■ Exercise requirements:
Pull out each line of the data that includes the word "Artevelde".

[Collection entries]
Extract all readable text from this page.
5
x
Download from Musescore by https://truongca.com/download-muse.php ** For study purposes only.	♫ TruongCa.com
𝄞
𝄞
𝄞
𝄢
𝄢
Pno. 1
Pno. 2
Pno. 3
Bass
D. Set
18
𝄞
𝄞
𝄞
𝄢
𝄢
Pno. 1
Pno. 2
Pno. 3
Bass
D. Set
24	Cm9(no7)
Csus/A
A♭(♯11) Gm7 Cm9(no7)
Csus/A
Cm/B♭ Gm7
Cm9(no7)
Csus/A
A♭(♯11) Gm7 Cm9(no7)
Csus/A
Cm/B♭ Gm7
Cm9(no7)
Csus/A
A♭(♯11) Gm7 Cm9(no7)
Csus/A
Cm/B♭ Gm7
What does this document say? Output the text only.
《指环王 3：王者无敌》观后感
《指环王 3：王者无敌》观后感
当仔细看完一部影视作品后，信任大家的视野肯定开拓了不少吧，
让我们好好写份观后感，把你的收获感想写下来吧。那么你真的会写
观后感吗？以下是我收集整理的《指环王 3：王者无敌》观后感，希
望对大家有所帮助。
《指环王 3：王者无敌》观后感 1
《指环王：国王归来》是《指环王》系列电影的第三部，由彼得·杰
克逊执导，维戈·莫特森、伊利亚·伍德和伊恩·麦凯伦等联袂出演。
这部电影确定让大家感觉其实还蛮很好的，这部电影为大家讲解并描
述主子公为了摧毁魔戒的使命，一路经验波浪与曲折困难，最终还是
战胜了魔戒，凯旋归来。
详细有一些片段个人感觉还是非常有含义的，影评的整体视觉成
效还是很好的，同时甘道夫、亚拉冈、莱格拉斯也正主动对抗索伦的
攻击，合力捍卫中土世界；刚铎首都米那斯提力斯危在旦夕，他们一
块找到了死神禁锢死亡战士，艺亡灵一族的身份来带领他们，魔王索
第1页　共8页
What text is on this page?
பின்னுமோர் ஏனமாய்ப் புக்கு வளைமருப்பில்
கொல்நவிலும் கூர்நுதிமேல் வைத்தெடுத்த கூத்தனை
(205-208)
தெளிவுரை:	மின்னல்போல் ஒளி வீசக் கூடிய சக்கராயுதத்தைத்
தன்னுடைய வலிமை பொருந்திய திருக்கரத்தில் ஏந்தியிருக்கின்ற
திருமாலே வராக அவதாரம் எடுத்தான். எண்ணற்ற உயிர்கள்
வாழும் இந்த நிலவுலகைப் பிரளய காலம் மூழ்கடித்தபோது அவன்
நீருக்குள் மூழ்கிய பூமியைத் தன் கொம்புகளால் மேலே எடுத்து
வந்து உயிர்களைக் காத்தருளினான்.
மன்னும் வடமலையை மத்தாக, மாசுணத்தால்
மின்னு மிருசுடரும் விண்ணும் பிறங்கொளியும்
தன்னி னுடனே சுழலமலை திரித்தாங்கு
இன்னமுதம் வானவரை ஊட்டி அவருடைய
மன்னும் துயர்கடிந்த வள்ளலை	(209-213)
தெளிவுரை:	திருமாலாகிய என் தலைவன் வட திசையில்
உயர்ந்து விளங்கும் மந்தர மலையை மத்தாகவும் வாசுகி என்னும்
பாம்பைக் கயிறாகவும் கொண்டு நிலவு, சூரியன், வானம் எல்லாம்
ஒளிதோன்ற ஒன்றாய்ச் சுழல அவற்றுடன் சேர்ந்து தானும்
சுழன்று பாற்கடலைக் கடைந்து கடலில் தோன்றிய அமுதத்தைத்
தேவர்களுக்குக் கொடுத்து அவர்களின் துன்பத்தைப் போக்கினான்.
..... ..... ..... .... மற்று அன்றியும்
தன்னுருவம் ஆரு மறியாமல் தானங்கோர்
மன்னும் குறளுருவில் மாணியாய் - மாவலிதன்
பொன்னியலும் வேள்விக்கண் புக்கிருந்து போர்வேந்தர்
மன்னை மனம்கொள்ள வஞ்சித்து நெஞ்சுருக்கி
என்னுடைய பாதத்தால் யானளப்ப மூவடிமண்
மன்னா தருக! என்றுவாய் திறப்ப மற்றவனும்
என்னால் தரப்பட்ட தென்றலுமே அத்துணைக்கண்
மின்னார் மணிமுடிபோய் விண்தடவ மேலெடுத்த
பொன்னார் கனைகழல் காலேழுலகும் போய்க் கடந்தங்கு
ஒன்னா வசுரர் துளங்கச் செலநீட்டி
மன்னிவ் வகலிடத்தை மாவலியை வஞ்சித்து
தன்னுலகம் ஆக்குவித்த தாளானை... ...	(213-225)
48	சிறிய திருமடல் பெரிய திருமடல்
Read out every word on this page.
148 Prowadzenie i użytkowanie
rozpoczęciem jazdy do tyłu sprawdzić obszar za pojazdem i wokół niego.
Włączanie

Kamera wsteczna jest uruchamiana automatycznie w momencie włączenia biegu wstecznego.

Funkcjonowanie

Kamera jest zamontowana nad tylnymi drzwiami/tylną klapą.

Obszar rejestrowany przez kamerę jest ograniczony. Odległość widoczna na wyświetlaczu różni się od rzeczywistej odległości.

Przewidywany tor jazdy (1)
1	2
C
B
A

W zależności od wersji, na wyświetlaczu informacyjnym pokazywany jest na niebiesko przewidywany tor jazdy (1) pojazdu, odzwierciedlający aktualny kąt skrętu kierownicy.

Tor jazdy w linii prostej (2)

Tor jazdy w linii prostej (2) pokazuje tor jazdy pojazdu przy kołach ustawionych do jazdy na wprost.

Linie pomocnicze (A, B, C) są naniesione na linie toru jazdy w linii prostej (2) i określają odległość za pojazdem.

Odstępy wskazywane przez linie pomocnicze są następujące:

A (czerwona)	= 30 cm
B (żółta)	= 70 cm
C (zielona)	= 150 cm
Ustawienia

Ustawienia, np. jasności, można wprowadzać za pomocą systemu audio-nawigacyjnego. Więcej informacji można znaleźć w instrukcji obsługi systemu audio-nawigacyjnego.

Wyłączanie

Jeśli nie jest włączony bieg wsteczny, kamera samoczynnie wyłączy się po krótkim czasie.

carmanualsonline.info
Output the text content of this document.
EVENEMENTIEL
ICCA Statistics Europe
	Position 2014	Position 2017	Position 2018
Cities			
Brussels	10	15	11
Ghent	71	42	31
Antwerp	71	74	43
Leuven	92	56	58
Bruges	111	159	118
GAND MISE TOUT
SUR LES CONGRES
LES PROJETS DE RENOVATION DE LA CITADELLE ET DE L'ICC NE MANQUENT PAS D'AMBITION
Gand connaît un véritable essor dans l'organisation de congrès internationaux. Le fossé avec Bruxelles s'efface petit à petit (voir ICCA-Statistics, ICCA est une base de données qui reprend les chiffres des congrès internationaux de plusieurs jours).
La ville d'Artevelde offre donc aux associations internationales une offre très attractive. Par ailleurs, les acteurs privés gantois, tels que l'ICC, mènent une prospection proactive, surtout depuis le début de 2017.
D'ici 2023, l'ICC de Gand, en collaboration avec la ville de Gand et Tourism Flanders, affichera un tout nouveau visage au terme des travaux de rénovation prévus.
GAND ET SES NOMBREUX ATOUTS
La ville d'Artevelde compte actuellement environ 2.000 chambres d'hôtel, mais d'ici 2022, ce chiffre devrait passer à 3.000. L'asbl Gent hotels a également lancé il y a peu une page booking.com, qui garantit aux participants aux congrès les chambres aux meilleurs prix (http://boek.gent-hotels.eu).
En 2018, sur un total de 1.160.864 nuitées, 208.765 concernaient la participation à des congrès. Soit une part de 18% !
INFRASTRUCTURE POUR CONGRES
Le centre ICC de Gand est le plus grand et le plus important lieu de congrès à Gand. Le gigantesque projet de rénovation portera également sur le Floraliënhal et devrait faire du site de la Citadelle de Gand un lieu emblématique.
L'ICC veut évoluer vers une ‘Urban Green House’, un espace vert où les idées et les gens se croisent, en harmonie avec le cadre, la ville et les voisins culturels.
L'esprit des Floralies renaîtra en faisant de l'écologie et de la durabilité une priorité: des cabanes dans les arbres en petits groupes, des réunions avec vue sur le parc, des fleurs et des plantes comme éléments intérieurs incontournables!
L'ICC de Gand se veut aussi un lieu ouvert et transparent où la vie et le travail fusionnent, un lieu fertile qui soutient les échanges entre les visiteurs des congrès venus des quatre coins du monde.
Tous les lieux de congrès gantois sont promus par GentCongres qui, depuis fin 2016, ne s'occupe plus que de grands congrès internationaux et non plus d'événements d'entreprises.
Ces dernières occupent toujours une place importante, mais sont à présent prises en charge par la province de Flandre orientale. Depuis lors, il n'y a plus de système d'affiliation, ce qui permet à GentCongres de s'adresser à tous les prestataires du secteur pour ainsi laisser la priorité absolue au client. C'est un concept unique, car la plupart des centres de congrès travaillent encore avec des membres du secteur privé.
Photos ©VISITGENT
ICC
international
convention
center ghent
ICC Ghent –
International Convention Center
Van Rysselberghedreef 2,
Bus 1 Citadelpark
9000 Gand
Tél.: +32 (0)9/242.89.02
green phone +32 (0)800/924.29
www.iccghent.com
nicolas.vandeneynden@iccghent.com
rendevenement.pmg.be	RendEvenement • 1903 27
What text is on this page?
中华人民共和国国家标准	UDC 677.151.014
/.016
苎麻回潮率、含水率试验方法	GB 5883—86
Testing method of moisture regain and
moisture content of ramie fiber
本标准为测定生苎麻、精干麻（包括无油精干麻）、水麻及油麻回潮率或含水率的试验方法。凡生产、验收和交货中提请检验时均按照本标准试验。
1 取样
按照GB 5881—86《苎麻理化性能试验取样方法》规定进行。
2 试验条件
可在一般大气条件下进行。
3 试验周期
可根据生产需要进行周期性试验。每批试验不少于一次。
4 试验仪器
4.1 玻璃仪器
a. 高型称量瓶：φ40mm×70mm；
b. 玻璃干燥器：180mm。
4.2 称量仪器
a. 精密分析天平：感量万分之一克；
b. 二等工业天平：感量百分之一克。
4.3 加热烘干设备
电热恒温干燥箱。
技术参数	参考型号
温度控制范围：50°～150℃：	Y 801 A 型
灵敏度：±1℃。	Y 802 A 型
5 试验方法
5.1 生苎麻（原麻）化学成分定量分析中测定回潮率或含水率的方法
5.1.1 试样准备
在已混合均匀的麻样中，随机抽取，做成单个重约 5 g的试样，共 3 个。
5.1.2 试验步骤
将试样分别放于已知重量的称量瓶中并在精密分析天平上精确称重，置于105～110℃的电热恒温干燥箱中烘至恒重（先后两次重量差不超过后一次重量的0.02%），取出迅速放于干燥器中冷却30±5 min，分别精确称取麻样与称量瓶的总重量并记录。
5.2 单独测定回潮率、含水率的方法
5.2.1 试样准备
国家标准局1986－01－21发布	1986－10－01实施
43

■ Worked answer:
La ville d'Artevelde offre donc aux associations internationales une offre très attractive. Par ailleurs, les acteurs privés gantois, tels que l'ICC, mènent une prospection proactive, surtout depuis le début de 2017.
La ville d'Artevelde compte actuellement environ 2.000 chambres d'hôtel, mais d'ici 2022, ce chiffre devrait passer à 3.000. L'asbl Gent hotels a également lancé il y a peu une page booking.com, qui garantit aux participants aux congrès les chambres aux meilleurs prix (http://boek.gent-hotels.eu).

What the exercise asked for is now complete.